Copy out, from the entries below, each line holding the string "PRIORITY".

====================

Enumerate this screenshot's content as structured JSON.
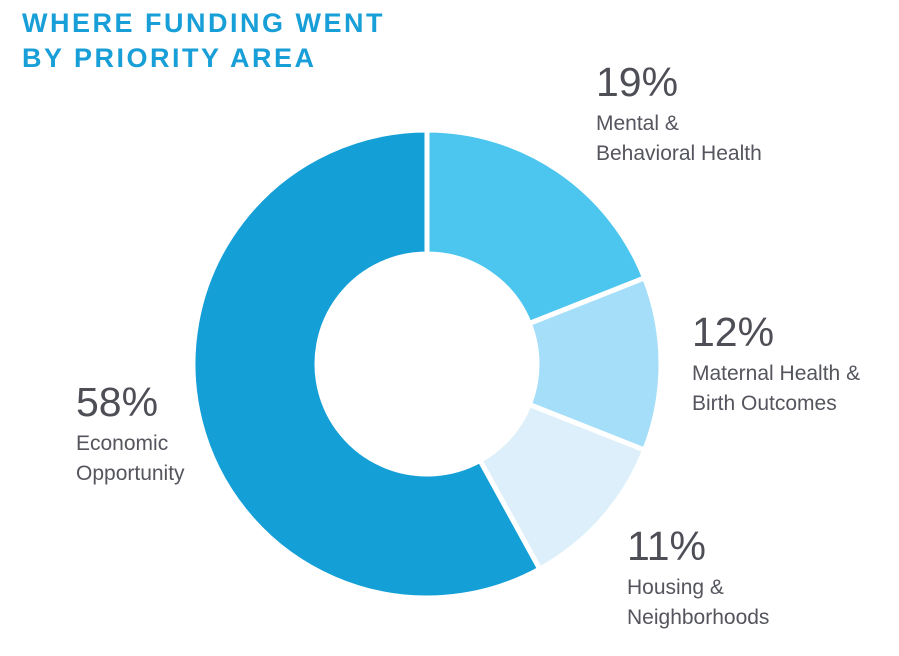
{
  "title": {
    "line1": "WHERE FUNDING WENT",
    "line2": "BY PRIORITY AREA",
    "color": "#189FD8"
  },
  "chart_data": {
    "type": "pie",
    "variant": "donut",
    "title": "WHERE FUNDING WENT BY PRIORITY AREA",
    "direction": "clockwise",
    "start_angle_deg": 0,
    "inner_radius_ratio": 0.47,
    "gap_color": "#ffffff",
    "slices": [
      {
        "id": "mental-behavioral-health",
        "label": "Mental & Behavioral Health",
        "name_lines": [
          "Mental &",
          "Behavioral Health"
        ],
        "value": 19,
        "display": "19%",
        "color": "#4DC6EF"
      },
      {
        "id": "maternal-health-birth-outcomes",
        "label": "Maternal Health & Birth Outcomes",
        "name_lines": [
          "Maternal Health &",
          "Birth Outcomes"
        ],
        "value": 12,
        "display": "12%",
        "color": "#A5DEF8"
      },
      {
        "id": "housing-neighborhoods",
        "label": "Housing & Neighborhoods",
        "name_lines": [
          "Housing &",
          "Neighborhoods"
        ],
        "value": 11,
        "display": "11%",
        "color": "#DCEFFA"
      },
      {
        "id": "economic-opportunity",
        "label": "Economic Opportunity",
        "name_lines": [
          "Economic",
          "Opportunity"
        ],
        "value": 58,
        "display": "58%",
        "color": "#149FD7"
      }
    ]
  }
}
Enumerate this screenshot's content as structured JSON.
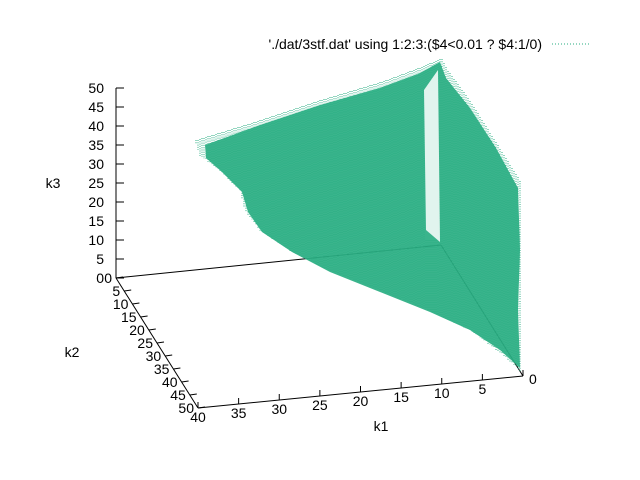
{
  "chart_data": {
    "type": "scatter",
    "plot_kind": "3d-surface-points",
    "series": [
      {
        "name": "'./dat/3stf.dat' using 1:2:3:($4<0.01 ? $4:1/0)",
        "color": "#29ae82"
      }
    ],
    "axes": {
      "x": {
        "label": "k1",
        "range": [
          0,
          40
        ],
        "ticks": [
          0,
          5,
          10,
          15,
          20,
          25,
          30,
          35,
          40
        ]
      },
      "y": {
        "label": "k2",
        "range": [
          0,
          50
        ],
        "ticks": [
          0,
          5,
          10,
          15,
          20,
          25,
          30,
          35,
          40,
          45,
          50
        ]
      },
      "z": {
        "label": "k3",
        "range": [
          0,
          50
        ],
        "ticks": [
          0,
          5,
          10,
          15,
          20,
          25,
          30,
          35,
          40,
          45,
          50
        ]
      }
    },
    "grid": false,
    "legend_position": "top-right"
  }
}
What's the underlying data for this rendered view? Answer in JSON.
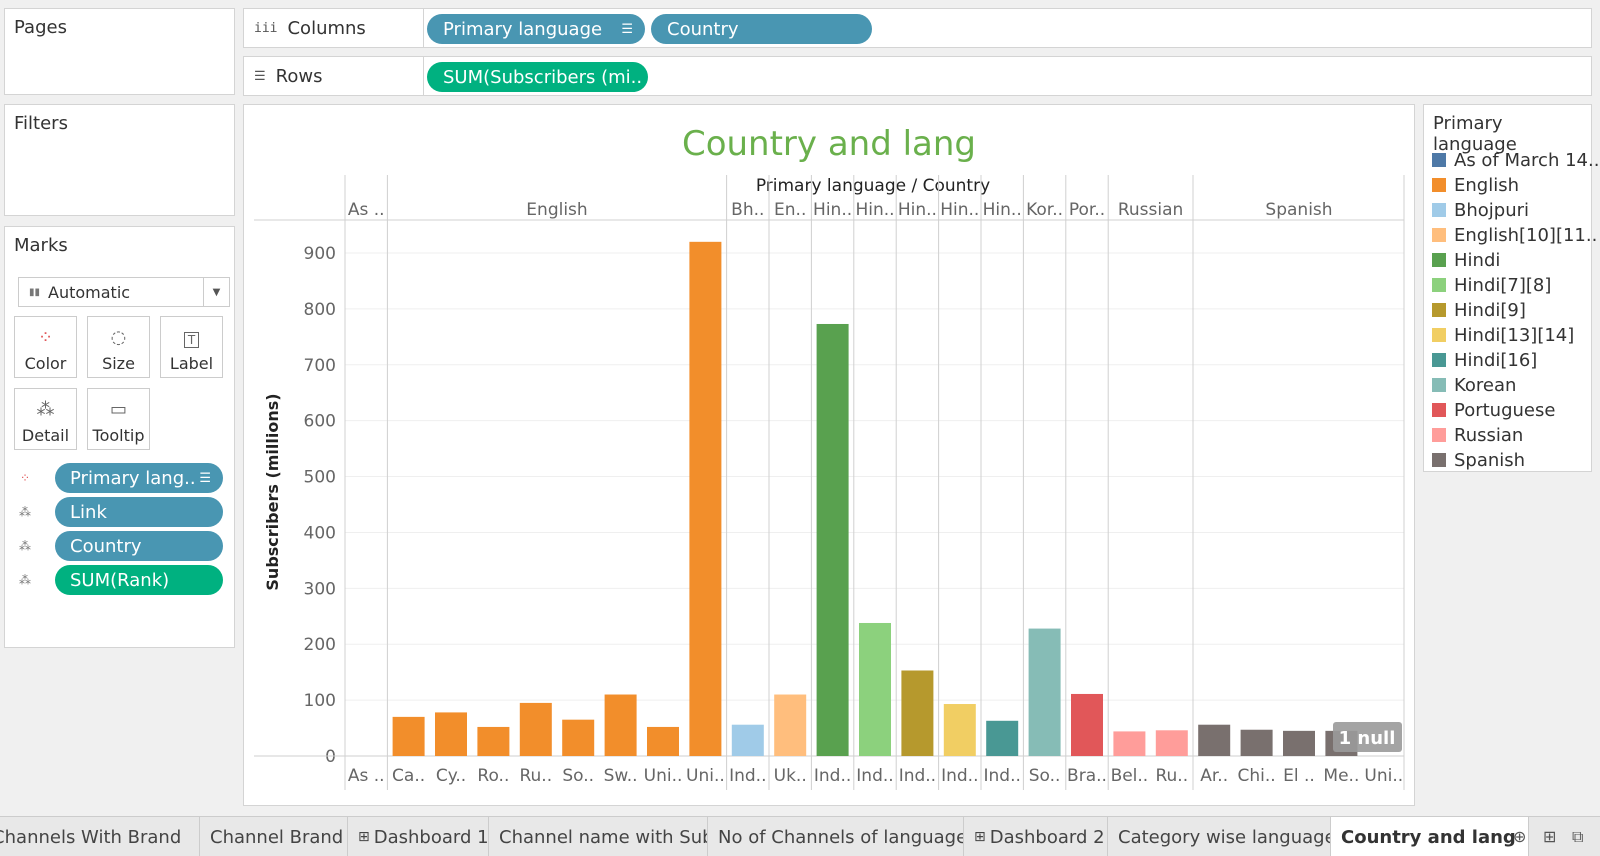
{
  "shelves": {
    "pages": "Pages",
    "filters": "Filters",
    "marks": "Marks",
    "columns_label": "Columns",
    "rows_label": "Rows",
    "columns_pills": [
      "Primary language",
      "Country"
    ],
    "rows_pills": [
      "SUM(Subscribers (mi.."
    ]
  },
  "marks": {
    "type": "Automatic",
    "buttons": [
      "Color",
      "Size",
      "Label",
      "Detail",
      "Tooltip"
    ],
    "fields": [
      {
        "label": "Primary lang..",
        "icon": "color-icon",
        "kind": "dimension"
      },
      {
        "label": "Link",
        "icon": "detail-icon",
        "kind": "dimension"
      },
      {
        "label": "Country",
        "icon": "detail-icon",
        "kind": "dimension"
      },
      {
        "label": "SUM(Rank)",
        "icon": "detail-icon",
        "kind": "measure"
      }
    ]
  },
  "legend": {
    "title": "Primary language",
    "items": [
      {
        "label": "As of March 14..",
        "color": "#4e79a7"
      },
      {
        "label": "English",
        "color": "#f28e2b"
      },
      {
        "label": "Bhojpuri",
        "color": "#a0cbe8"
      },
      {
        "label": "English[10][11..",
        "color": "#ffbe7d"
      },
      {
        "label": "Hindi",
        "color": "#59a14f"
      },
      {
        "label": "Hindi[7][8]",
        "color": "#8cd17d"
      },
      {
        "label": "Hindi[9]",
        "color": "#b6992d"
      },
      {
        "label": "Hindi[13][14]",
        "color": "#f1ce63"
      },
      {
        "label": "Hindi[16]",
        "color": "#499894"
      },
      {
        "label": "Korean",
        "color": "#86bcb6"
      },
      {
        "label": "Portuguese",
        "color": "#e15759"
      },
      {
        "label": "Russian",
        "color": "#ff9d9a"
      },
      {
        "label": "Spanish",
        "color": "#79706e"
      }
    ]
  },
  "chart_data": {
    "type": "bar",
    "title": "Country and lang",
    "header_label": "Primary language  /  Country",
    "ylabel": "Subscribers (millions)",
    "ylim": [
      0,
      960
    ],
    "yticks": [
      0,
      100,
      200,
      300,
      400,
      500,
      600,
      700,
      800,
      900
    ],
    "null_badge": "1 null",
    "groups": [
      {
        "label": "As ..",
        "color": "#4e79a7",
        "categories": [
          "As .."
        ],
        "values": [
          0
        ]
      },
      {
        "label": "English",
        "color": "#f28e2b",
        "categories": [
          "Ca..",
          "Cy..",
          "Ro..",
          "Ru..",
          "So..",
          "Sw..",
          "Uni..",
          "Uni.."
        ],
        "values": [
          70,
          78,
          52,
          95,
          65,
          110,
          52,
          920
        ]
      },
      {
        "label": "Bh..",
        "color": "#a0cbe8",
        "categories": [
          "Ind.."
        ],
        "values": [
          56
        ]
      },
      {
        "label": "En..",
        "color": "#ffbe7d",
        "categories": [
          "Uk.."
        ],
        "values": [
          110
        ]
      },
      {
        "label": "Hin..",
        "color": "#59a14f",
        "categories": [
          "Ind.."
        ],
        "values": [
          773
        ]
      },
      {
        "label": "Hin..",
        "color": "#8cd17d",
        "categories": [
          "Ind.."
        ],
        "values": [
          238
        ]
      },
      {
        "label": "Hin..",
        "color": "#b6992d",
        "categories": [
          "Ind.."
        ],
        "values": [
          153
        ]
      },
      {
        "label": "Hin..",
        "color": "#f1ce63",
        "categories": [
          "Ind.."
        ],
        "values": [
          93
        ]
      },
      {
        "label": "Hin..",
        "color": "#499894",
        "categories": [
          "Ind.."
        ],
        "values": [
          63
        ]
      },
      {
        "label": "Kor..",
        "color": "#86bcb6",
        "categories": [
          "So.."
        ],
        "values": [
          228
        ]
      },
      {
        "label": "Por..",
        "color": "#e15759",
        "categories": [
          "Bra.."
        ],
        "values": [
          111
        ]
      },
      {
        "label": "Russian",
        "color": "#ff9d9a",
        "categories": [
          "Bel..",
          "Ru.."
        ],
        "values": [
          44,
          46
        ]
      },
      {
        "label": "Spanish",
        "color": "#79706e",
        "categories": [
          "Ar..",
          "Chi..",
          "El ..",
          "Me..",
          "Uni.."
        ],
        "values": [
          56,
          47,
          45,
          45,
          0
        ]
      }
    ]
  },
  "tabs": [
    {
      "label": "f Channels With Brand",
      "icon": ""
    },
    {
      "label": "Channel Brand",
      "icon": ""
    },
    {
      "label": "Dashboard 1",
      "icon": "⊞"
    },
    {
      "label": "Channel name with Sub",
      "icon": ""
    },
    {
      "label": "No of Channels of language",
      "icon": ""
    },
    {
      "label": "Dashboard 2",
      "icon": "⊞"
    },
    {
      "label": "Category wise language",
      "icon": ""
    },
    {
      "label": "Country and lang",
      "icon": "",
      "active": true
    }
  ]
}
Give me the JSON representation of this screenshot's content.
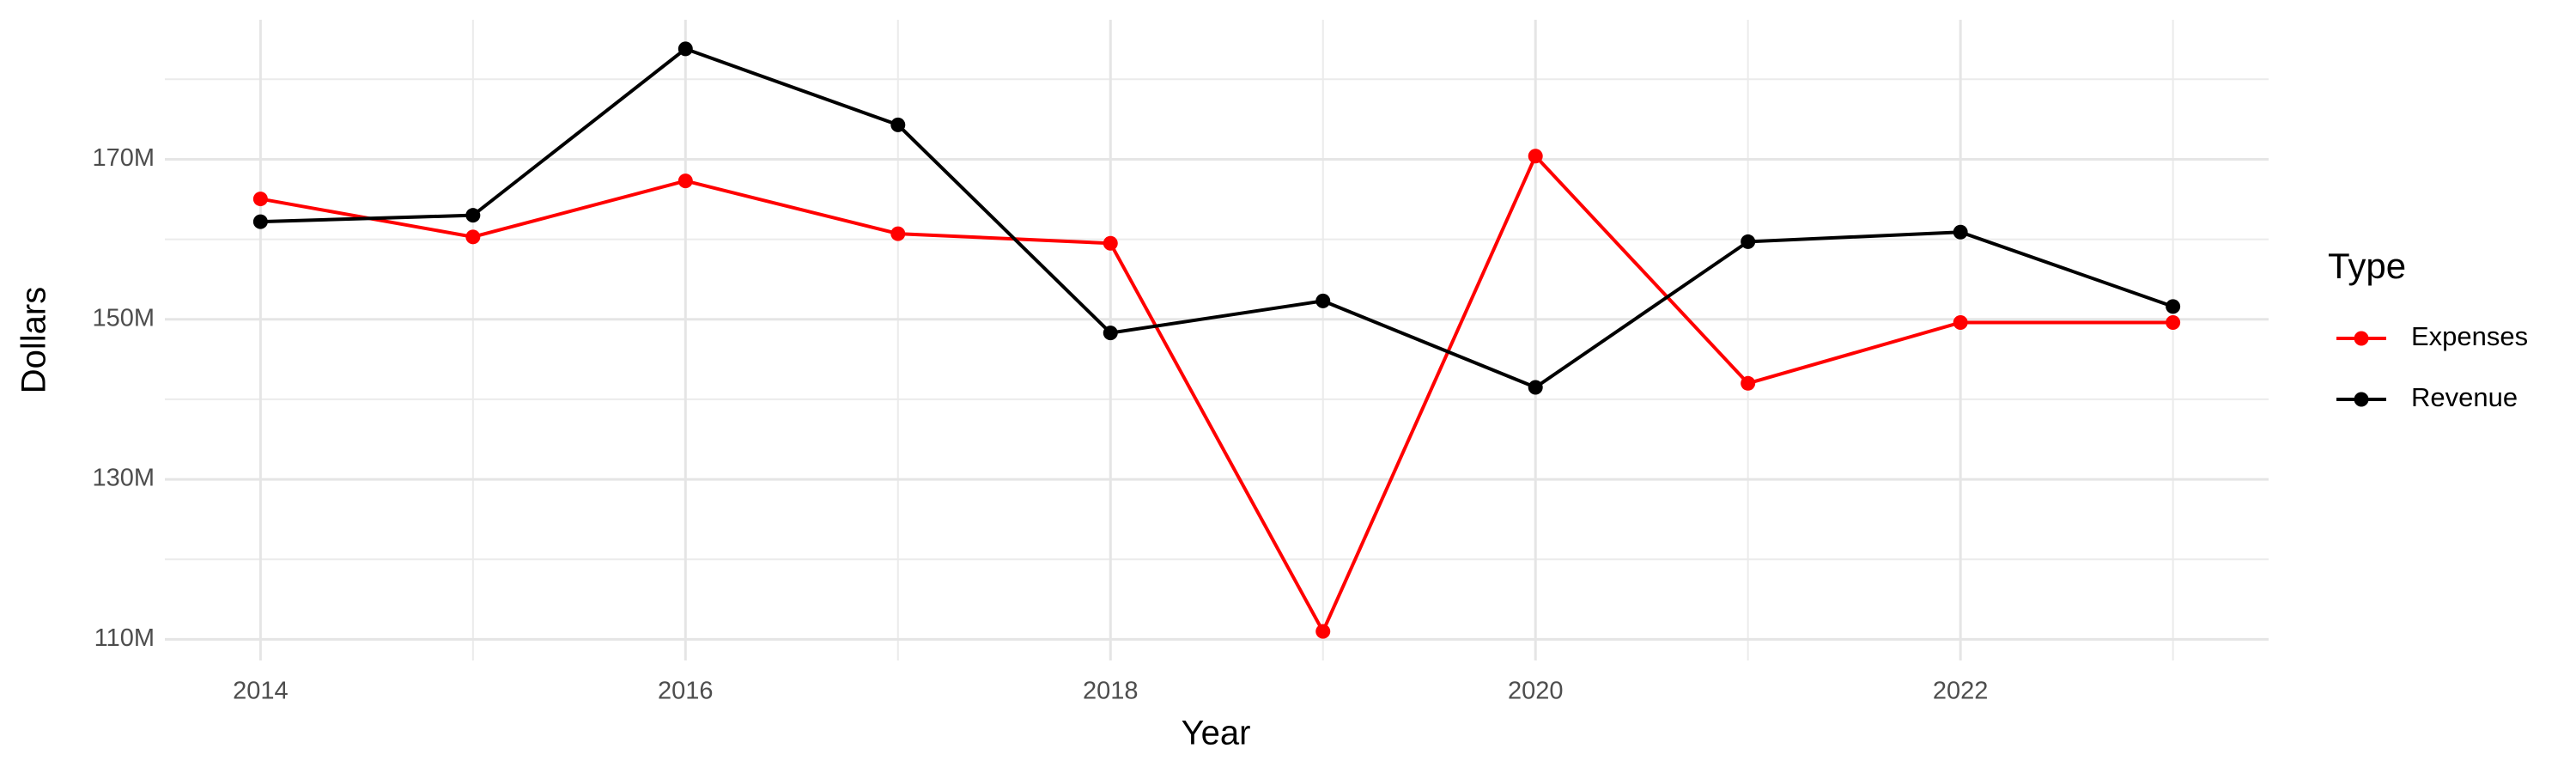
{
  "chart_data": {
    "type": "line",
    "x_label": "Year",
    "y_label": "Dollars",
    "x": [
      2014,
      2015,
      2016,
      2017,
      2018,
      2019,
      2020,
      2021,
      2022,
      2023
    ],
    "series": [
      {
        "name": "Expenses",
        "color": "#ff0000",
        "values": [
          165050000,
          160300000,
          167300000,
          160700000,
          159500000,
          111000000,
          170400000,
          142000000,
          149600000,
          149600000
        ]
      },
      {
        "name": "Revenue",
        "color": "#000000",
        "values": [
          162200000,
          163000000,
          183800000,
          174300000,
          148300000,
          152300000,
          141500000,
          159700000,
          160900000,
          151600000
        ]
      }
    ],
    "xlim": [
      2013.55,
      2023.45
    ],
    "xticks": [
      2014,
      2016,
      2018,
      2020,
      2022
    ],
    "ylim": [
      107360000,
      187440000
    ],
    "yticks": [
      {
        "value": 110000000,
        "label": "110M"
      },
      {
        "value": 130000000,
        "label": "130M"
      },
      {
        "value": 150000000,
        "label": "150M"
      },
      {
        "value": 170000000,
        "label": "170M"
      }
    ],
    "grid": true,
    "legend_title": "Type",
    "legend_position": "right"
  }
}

====================

Result of the task:
    "line2": "BY PRIORITY AREA",
    "title": "WHERE FUNDING WENT BY PRIORITY AREA",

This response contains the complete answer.